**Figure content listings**
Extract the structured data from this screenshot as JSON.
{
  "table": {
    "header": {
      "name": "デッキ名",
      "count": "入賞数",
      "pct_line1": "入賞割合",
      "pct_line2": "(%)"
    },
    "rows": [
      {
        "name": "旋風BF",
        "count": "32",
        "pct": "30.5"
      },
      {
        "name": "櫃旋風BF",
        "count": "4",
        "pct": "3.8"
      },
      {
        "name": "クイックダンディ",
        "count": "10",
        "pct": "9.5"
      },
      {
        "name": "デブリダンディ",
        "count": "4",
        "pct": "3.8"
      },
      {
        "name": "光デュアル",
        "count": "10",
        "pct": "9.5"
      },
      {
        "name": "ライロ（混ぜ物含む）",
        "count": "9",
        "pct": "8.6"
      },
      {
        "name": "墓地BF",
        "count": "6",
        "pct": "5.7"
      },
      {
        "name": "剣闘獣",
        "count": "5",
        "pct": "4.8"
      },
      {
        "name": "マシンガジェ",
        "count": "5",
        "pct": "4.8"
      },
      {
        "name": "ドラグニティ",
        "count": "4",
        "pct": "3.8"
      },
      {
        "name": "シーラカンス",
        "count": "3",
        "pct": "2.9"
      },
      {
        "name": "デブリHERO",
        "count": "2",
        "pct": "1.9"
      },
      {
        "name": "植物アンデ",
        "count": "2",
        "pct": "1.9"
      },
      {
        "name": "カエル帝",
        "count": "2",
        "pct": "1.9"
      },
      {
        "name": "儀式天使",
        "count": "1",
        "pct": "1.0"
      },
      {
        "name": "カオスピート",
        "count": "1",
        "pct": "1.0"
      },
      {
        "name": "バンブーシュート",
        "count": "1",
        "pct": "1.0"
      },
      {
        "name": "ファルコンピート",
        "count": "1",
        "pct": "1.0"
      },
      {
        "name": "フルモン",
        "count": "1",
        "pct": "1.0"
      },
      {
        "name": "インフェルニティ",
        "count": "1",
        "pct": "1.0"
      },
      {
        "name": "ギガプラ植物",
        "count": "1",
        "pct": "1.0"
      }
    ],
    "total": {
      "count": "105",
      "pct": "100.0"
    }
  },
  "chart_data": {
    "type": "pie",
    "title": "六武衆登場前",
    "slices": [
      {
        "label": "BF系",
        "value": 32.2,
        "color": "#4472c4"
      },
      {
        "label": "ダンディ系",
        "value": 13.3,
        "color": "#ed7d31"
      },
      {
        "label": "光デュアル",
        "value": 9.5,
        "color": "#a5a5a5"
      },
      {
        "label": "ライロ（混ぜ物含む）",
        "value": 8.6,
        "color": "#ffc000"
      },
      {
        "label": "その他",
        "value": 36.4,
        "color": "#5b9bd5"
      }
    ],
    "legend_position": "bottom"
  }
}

**Stated task**
Copy out all lines that carry the word "value".

**Response to this task**
        "value": 32.2,
        "value": 13.3,
        "value": 9.5,
        "value": 8.6,
        "value": 36.4,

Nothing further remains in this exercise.